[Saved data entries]
━━━━━━━━━━━━━━━━━━━━━━━━━━━━━━
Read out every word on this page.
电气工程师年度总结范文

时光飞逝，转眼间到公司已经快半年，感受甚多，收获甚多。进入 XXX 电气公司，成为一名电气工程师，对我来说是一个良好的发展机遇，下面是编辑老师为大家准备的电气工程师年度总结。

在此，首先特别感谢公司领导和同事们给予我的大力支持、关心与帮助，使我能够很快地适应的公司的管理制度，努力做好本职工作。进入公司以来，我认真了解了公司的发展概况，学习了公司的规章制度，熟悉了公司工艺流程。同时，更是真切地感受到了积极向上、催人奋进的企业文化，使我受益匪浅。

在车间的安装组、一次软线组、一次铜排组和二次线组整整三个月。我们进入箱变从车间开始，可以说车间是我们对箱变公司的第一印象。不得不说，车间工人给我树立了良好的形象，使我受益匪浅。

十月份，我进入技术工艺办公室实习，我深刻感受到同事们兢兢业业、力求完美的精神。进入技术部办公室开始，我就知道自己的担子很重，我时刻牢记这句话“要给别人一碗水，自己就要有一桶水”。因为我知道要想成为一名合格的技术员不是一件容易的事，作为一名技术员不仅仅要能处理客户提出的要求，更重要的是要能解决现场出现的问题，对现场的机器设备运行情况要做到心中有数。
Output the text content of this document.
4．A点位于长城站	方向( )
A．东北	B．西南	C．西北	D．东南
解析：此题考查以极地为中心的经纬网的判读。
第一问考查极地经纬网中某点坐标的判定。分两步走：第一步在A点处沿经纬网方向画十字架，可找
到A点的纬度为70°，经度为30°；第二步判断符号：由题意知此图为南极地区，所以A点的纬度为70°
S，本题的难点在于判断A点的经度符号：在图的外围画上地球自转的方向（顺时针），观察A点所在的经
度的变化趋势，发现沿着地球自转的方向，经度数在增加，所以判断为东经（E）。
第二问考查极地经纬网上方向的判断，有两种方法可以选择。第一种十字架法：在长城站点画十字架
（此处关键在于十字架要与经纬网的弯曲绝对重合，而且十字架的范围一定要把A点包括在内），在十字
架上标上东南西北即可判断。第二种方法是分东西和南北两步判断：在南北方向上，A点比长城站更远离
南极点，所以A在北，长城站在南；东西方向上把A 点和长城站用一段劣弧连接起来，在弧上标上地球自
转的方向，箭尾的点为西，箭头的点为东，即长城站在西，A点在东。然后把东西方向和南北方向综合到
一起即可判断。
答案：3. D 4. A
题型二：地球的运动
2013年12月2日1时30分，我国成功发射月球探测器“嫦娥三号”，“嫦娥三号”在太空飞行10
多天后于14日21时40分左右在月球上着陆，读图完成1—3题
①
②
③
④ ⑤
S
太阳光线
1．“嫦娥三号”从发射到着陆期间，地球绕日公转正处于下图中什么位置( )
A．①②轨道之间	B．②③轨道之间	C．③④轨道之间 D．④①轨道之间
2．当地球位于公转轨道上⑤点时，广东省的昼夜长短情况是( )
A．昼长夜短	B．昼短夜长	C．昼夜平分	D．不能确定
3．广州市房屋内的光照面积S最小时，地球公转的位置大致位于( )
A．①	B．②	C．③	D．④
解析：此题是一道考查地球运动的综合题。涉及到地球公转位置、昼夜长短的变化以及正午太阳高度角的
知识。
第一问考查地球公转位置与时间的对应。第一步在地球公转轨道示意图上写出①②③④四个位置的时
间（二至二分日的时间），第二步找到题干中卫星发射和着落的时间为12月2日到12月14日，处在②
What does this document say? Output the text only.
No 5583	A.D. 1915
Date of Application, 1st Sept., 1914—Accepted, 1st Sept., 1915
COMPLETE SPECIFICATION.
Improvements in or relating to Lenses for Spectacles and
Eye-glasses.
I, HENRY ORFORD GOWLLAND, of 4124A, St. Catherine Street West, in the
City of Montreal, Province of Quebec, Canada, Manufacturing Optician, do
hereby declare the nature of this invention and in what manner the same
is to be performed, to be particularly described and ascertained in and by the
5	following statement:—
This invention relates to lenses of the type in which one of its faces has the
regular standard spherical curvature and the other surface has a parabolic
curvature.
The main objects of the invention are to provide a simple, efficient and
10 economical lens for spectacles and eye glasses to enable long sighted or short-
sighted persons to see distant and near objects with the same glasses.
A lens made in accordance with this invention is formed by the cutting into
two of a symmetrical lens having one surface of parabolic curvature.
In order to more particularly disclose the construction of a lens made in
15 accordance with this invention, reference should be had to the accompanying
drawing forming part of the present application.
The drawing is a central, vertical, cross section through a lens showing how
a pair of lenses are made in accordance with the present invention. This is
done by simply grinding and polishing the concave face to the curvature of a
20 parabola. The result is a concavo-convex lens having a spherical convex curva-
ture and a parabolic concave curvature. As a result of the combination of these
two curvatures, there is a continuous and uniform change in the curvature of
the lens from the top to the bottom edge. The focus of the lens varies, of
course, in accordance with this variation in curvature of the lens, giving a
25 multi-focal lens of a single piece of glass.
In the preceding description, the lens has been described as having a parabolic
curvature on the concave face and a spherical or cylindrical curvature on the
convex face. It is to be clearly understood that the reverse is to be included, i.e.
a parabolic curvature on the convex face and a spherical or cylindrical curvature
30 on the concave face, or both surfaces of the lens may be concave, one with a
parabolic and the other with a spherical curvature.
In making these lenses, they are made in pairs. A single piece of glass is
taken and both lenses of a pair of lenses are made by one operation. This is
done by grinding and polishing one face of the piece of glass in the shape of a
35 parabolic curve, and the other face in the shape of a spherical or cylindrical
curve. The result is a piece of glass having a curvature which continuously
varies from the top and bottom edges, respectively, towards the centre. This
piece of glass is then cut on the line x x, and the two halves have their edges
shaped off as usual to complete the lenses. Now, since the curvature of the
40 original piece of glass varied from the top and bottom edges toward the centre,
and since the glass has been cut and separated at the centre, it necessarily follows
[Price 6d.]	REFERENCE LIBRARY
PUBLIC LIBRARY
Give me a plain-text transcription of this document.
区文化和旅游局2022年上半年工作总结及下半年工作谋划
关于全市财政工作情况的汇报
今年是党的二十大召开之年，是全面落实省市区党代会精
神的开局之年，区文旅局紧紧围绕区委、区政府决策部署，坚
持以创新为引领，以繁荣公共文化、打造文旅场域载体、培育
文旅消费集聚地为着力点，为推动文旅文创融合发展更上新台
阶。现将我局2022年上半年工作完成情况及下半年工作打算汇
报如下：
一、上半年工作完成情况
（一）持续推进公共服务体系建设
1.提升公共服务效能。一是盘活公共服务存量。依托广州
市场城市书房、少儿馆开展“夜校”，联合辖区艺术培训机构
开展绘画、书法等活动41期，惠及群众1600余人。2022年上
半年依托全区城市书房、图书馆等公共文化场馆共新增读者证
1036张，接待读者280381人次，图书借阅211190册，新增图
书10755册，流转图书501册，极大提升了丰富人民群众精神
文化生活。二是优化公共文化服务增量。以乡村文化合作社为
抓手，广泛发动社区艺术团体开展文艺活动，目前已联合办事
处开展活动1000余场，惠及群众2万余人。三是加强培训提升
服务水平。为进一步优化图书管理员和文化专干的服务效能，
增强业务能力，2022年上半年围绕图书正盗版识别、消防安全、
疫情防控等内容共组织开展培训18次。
━━━━━━━━━━━━━━━━━━━━━━━━━━━━━━
PROBLEM> All of the data above should be transcribed exactly.

EXERCISE RESULT>
Read out every word on this page.
电气工程师年度总结范文

时光飞逝，转眼间到公司已经快半年，感受甚多，收获甚多。进入 XXX 电气公司，成为一名电气工程师，对我来说是一个良好的发展机遇，下面是编辑老师为大家准备的电气工程师年度总结。

在此，首先特别感谢公司领导和同事们给予我的大力支持、关心与帮助，使我能够很快地适应的公司的管理制度，努力做好本职工作。进入公司以来，我认真了解了公司的发展概况，学习了公司的规章制度，熟悉了公司工艺流程。同时，更是真切地感受到了积极向上、催人奋进的企业文化，使我受益匪浅。

在车间的安装组、一次软线组、一次铜排组和二次线组整整三个月。我们进入箱变从车间开始，可以说车间是我们对箱变公司的第一印象。不得不说，车间工人给我树立了良好的形象，使我受益匪浅。

十月份，我进入技术工艺办公室实习，我深刻感受到同事们兢兢业业、力求完美的精神。进入技术部办公室开始，我就知道自己的担子很重，我时刻牢记这句话“要给别人一碗水，自己就要有一桶水”。因为我知道要想成为一名合格的技术员不是一件容易的事，作为一名技术员不仅仅要能处理客户提出的要求，更重要的是要能解决现场出现的问题，对现场的机器设备运行情况要做到心中有数。
Output the text content of this document.
4．A点位于长城站	方向( )
A．东北	B．西南	C．西北	D．东南
解析：此题考查以极地为中心的经纬网的判读。
第一问考查极地经纬网中某点坐标的判定。分两步走：第一步在A点处沿经纬网方向画十字架，可找
到A点的纬度为70°，经度为30°；第二步判断符号：由题意知此图为南极地区，所以A点的纬度为70°
S，本题的难点在于判断A点的经度符号：在图的外围画上地球自转的方向（顺时针），观察A点所在的经
度的变化趋势，发现沿着地球自转的方向，经度数在增加，所以判断为东经（E）。
第二问考查极地经纬网上方向的判断，有两种方法可以选择。第一种十字架法：在长城站点画十字架
（此处关键在于十字架要与经纬网的弯曲绝对重合，而且十字架的范围一定要把A点包括在内），在十字
架上标上东南西北即可判断。第二种方法是分东西和南北两步判断：在南北方向上，A点比长城站更远离
南极点，所以A在北，长城站在南；东西方向上把A 点和长城站用一段劣弧连接起来，在弧上标上地球自
转的方向，箭尾的点为西，箭头的点为东，即长城站在西，A点在东。然后把东西方向和南北方向综合到
一起即可判断。
答案：3. D 4. A
题型二：地球的运动
2013年12月2日1时30分，我国成功发射月球探测器“嫦娥三号”，“嫦娥三号”在太空飞行10
多天后于14日21时40分左右在月球上着陆，读图完成1—3题
①
②
③
④ ⑤
S
太阳光线
1．“嫦娥三号”从发射到着陆期间，地球绕日公转正处于下图中什么位置( )
A．①②轨道之间	B．②③轨道之间	C．③④轨道之间 D．④①轨道之间
2．当地球位于公转轨道上⑤点时，广东省的昼夜长短情况是( )
A．昼长夜短	B．昼短夜长	C．昼夜平分	D．不能确定
3．广州市房屋内的光照面积S最小时，地球公转的位置大致位于( )
A．①	B．②	C．③	D．④
解析：此题是一道考查地球运动的综合题。涉及到地球公转位置、昼夜长短的变化以及正午太阳高度角的
知识。
第一问考查地球公转位置与时间的对应。第一步在地球公转轨道示意图上写出①②③④四个位置的时
间（二至二分日的时间），第二步找到题干中卫星发射和着落的时间为12月2日到12月14日，处在②
What does this document say? Output the text only.
No 5583	A.D. 1915
Date of Application, 1st Sept., 1914—Accepted, 1st Sept., 1915
COMPLETE SPECIFICATION.
Improvements in or relating to Lenses for Spectacles and
Eye-glasses.
I, HENRY ORFORD GOWLLAND, of 4124A, St. Catherine Street West, in the
City of Montreal, Province of Quebec, Canada, Manufacturing Optician, do
hereby declare the nature of this invention and in what manner the same
is to be performed, to be particularly described and ascertained in and by the
5	following statement:—
This invention relates to lenses of the type in which one of its faces has the
regular standard spherical curvature and the other surface has a parabolic
curvature.
The main objects of the invention are to provide a simple, efficient and
10 economical lens for spectacles and eye glasses to enable long sighted or short-
sighted persons to see distant and near objects with the same glasses.
A lens made in accordance with this invention is formed by the cutting into
two of a symmetrical lens having one surface of parabolic curvature.
In order to more particularly disclose the construction of a lens made in
15 accordance with this invention, reference should be had to the accompanying
drawing forming part of the present application.
The drawing is a central, vertical, cross section through a lens showing how
a pair of lenses are made in accordance with the present invention. This is
done by simply grinding and polishing the concave face to the curvature of a
20 parabola. The result is a concavo-convex lens having a spherical convex curva-
ture and a parabolic concave curvature. As a result of the combination of these
two curvatures, there is a continuous and uniform change in the curvature of
the lens from the top to the bottom edge. The focus of the lens varies, of
course, in accordance with this variation in curvature of the lens, giving a
25 multi-focal lens of a single piece of glass.
In the preceding description, the lens has been described as having a parabolic
curvature on the concave face and a spherical or cylindrical curvature on the
convex face. It is to be clearly understood that the reverse is to be included, i.e.
a parabolic curvature on the convex face and a spherical or cylindrical curvature
30 on the concave face, or both surfaces of the lens may be concave, one with a
parabolic and the other with a spherical curvature.
In making these lenses, they are made in pairs. A single piece of glass is
taken and both lenses of a pair of lenses are made by one operation. This is
done by grinding and polishing one face of the piece of glass in the shape of a
35 parabolic curve, and the other face in the shape of a spherical or cylindrical
curve. The result is a piece of glass having a curvature which continuously
varies from the top and bottom edges, respectively, towards the centre. This
piece of glass is then cut on the line x x, and the two halves have their edges
shaped off as usual to complete the lenses. Now, since the curvature of the
40 original piece of glass varied from the top and bottom edges toward the centre,
and since the glass has been cut and separated at the centre, it necessarily follows
[Price 6d.]	REFERENCE LIBRARY
PUBLIC LIBRARY
Give me a plain-text transcription of this document.
区文化和旅游局2022年上半年工作总结及下半年工作谋划
关于全市财政工作情况的汇报
今年是党的二十大召开之年，是全面落实省市区党代会精
神的开局之年，区文旅局紧紧围绕区委、区政府决策部署，坚
持以创新为引领，以繁荣公共文化、打造文旅场域载体、培育
文旅消费集聚地为着力点，为推动文旅文创融合发展更上新台
阶。现将我局2022年上半年工作完成情况及下半年工作打算汇
报如下：
一、上半年工作完成情况
（一）持续推进公共服务体系建设
1.提升公共服务效能。一是盘活公共服务存量。依托广州
市场城市书房、少儿馆开展“夜校”，联合辖区艺术培训机构
开展绘画、书法等活动41期，惠及群众1600余人。2022年上
半年依托全区城市书房、图书馆等公共文化场馆共新增读者证
1036张，接待读者280381人次，图书借阅211190册，新增图
书10755册，流转图书501册，极大提升了丰富人民群众精神
文化生活。二是优化公共文化服务增量。以乡村文化合作社为
抓手，广泛发动社区艺术团体开展文艺活动，目前已联合办事
处开展活动1000余场，惠及群众2万余人。三是加强培训提升
服务水平。为进一步优化图书管理员和文化专干的服务效能，
增强业务能力，2022年上半年围绕图书正盗版识别、消防安全、
疫情防控等内容共组织开展培训18次。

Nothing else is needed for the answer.